Records provided:

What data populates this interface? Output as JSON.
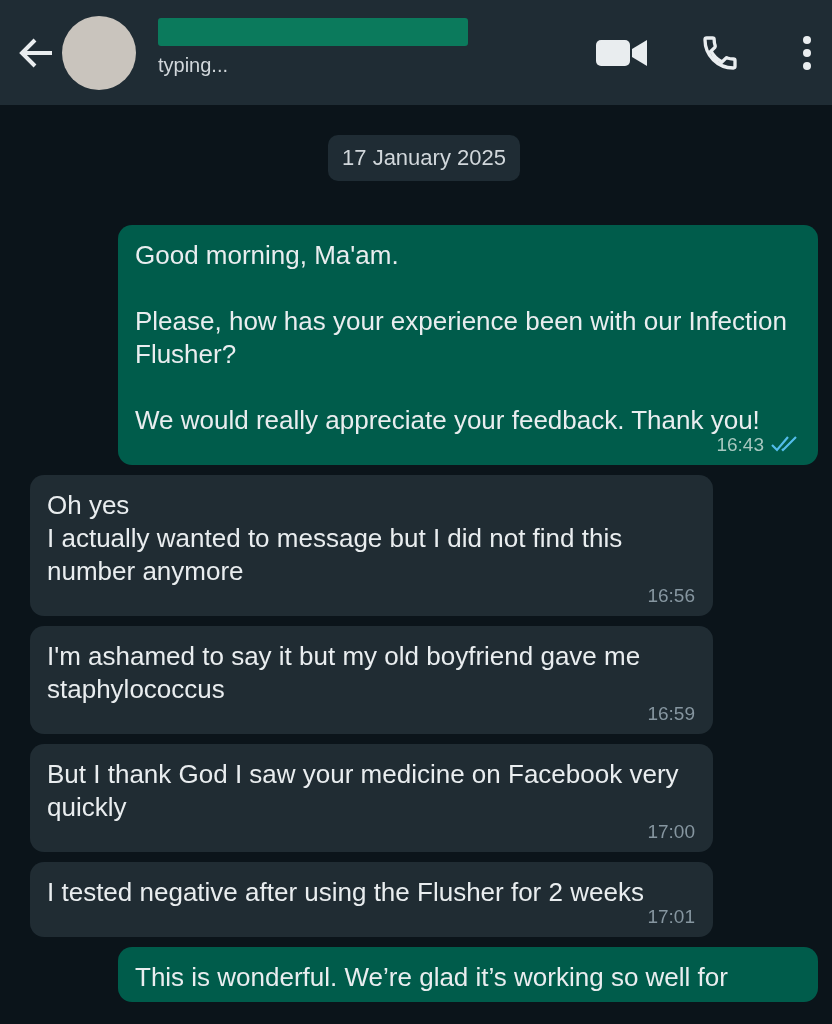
{
  "header": {
    "status_text": "typing..."
  },
  "date_chip": "17 January 2025",
  "messages": [
    {
      "kind": "outgoing",
      "text": "Good morning, Ma'am.\n\nPlease, how has your experience been with our Infection Flusher?\n\nWe would really appreciate your feedback. Thank you!",
      "time": "16:43",
      "read": true
    },
    {
      "kind": "incoming",
      "text": "Oh yes\nI actually wanted to message but I did not find this number anymore",
      "time": "16:56"
    },
    {
      "kind": "incoming",
      "text": "I'm ashamed to say it but my old boyfriend gave me staphylococcus",
      "time": "16:59"
    },
    {
      "kind": "incoming",
      "text": "But I thank God I saw your medicine on Facebook very quickly",
      "time": "17:00"
    },
    {
      "kind": "incoming",
      "text": "I tested negative after using the Flusher for 2 weeks",
      "time": "17:01"
    },
    {
      "kind": "outgoing",
      "text": "This is wonderful. We’re glad it’s working so well for"
    }
  ]
}
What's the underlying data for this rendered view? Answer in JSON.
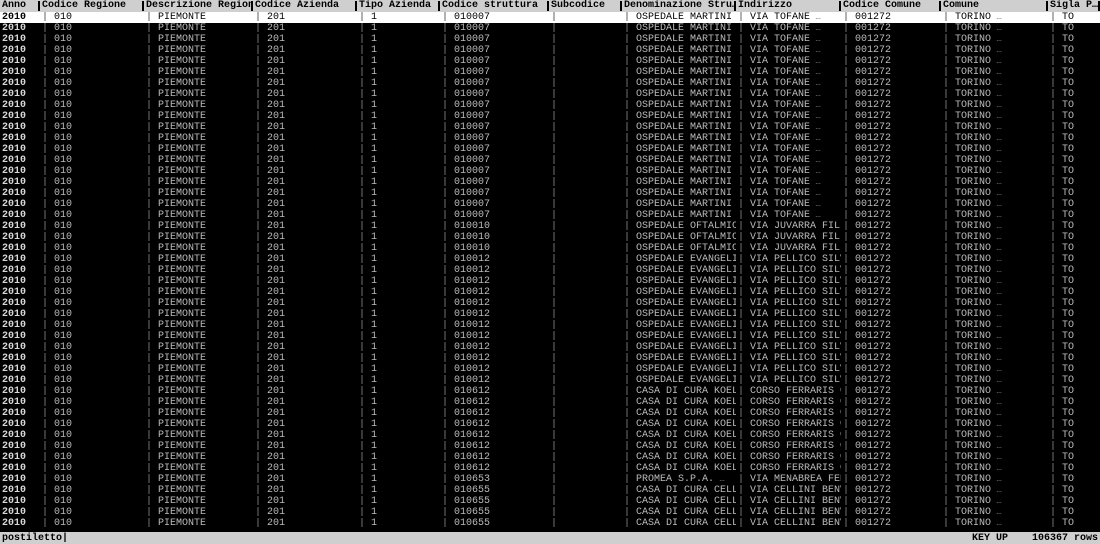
{
  "columns": [
    {
      "key": "anno",
      "label": "Anno",
      "width": 40,
      "cls": "anno"
    },
    {
      "key": "codice_regione",
      "label": "Codice Regione",
      "width": 104,
      "cls": "cell"
    },
    {
      "key": "descrizione_regione",
      "label": "Descrizione Region…",
      "width": 109,
      "cls": "cell"
    },
    {
      "key": "codice_azienda",
      "label": "Codice Azienda",
      "width": 104,
      "cls": "cell"
    },
    {
      "key": "tipo_azienda",
      "label": "Tipo Azienda",
      "width": 83,
      "cls": "cell"
    },
    {
      "key": "codice_struttura",
      "label": "Codice struttura",
      "width": 109,
      "cls": "cell"
    },
    {
      "key": "subcodice",
      "label": "Subcodice",
      "width": 73,
      "cls": "cell"
    },
    {
      "key": "denominazione",
      "label": "Denominazione Stru…",
      "width": 114,
      "cls": "cell ellip"
    },
    {
      "key": "indirizzo",
      "label": "Indirizzo",
      "width": 105,
      "cls": "cell ellip"
    },
    {
      "key": "codice_comune",
      "label": "Codice Comune",
      "width": 100,
      "cls": "cell"
    },
    {
      "key": "comune",
      "label": "Comune",
      "width": 107,
      "cls": "cell ellip"
    },
    {
      "key": "sigla_p",
      "label": "Sigla P…",
      "width": 52,
      "cls": "cell"
    }
  ],
  "groups": [
    {
      "count": 19,
      "row": {
        "anno": "2010",
        "codice_regione": "010",
        "descrizione_regione": "PIEMONTE",
        "codice_azienda": "201",
        "tipo_azienda": "1",
        "codice_struttura": "010007",
        "subcodice": "",
        "denominazione": "OSPEDALE MARTINI",
        "indirizzo": "VIA TOFANE",
        "codice_comune": "001272",
        "comune": "TORINO",
        "sigla_p": "TO"
      }
    },
    {
      "count": 3,
      "row": {
        "anno": "2010",
        "codice_regione": "010",
        "descrizione_regione": "PIEMONTE",
        "codice_azienda": "201",
        "tipo_azienda": "1",
        "codice_struttura": "010010",
        "subcodice": "",
        "denominazione": "OSPEDALE OFTALMICO…",
        "indirizzo": "VIA JUVARRA FILIPP…",
        "codice_comune": "001272",
        "comune": "TORINO",
        "sigla_p": "TO"
      }
    },
    {
      "count": 12,
      "row": {
        "anno": "2010",
        "codice_regione": "010",
        "descrizione_regione": "PIEMONTE",
        "codice_azienda": "201",
        "tipo_azienda": "1",
        "codice_struttura": "010012",
        "subcodice": "",
        "denominazione": "OSPEDALE EVANGELIC…",
        "indirizzo": "VIA PELLICO SILVIO…",
        "codice_comune": "001272",
        "comune": "TORINO",
        "sigla_p": "TO"
      }
    },
    {
      "count": 8,
      "row": {
        "anno": "2010",
        "codice_regione": "010",
        "descrizione_regione": "PIEMONTE",
        "codice_azienda": "201",
        "tipo_azienda": "1",
        "codice_struttura": "010612",
        "subcodice": "",
        "denominazione": "CASA DI CURA KOELL…",
        "indirizzo": "CORSO FERRARIS GAL…",
        "codice_comune": "001272",
        "comune": "TORINO",
        "sigla_p": "TO"
      }
    },
    {
      "count": 1,
      "row": {
        "anno": "2010",
        "codice_regione": "010",
        "descrizione_regione": "PIEMONTE",
        "codice_azienda": "201",
        "tipo_azienda": "1",
        "codice_struttura": "010653",
        "subcodice": "",
        "denominazione": "PROMEA S.P.A.",
        "indirizzo": "VIA MENABREA FEDER…",
        "codice_comune": "001272",
        "comune": "TORINO",
        "sigla_p": "TO"
      }
    },
    {
      "count": 4,
      "row": {
        "anno": "2010",
        "codice_regione": "010",
        "descrizione_regione": "PIEMONTE",
        "codice_azienda": "201",
        "tipo_azienda": "1",
        "codice_struttura": "010655",
        "subcodice": "",
        "denominazione": "CASA DI CURA CELLI…",
        "indirizzo": "VIA CELLINI BENVEN…",
        "codice_comune": "001272",
        "comune": "TORINO",
        "sigla_p": "TO"
      }
    }
  ],
  "selected_row_index": 0,
  "status": {
    "left": "postiletto|",
    "key": "KEY UP",
    "rowcount": "106367 rows"
  }
}
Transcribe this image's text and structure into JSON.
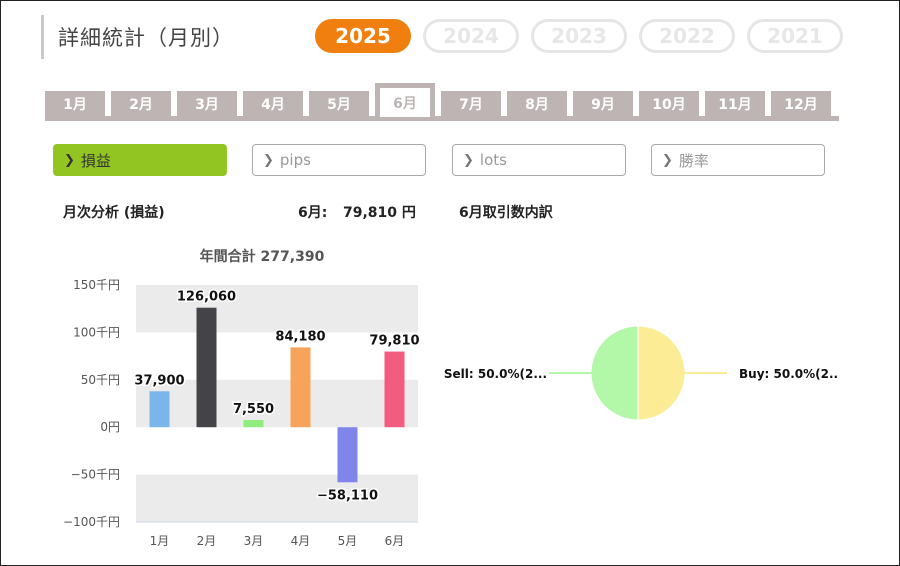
{
  "page": {
    "title": "詳細統計（月別）"
  },
  "years": [
    {
      "label": "2025",
      "active": true
    },
    {
      "label": "2024",
      "active": false
    },
    {
      "label": "2023",
      "active": false
    },
    {
      "label": "2022",
      "active": false
    },
    {
      "label": "2021",
      "active": false
    }
  ],
  "months": [
    "1月",
    "2月",
    "3月",
    "4月",
    "5月",
    "6月",
    "7月",
    "8月",
    "9月",
    "10月",
    "11月",
    "12月"
  ],
  "active_month": "6月",
  "metrics": [
    {
      "label": "損益",
      "active": true
    },
    {
      "label": "pips",
      "active": false
    },
    {
      "label": "lots",
      "active": false
    },
    {
      "label": "勝率",
      "active": false
    }
  ],
  "summary": {
    "monthly_analysis_label": "月次分析 (損益)",
    "month_label": "6月:",
    "month_value": "79,810 円",
    "trade_breakdown_label": "6月取引数内訳"
  },
  "colors": {
    "accent_orange": "#f07f10",
    "accent_green": "#92c522",
    "tab_gray": "#bfb4b4"
  },
  "chart_data": [
    {
      "type": "bar",
      "title": "年間合計 277,390",
      "categories": [
        "1月",
        "2月",
        "3月",
        "4月",
        "5月",
        "6月"
      ],
      "values": [
        37900,
        126060,
        7550,
        84180,
        -58110,
        79810
      ],
      "value_labels": [
        "37,900",
        "126,060",
        "7,550",
        "84,180",
        "−58,110",
        "79,810"
      ],
      "bar_colors": [
        "#7cb5ec",
        "#434348",
        "#90ed7d",
        "#f7a35c",
        "#8085e9",
        "#f15c80"
      ],
      "ylim": [
        -100000,
        150000
      ],
      "yticks": [
        150000,
        100000,
        50000,
        0,
        -50000,
        -100000
      ],
      "ytick_labels": [
        "150千円",
        "100千円",
        "50千円",
        "0円",
        "−50千円",
        "−100千円"
      ],
      "grid": true
    },
    {
      "type": "pie",
      "slices": [
        {
          "label": "Buy: 50.0%(2..",
          "value": 50.0,
          "color": "#fdec96"
        },
        {
          "label": "Sell: 50.0%(2...",
          "value": 50.0,
          "color": "#b3f7a8"
        }
      ]
    }
  ]
}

The exercise: Reply with only the number of lines in the material above where the string "true" appears.

Solution for this task: 4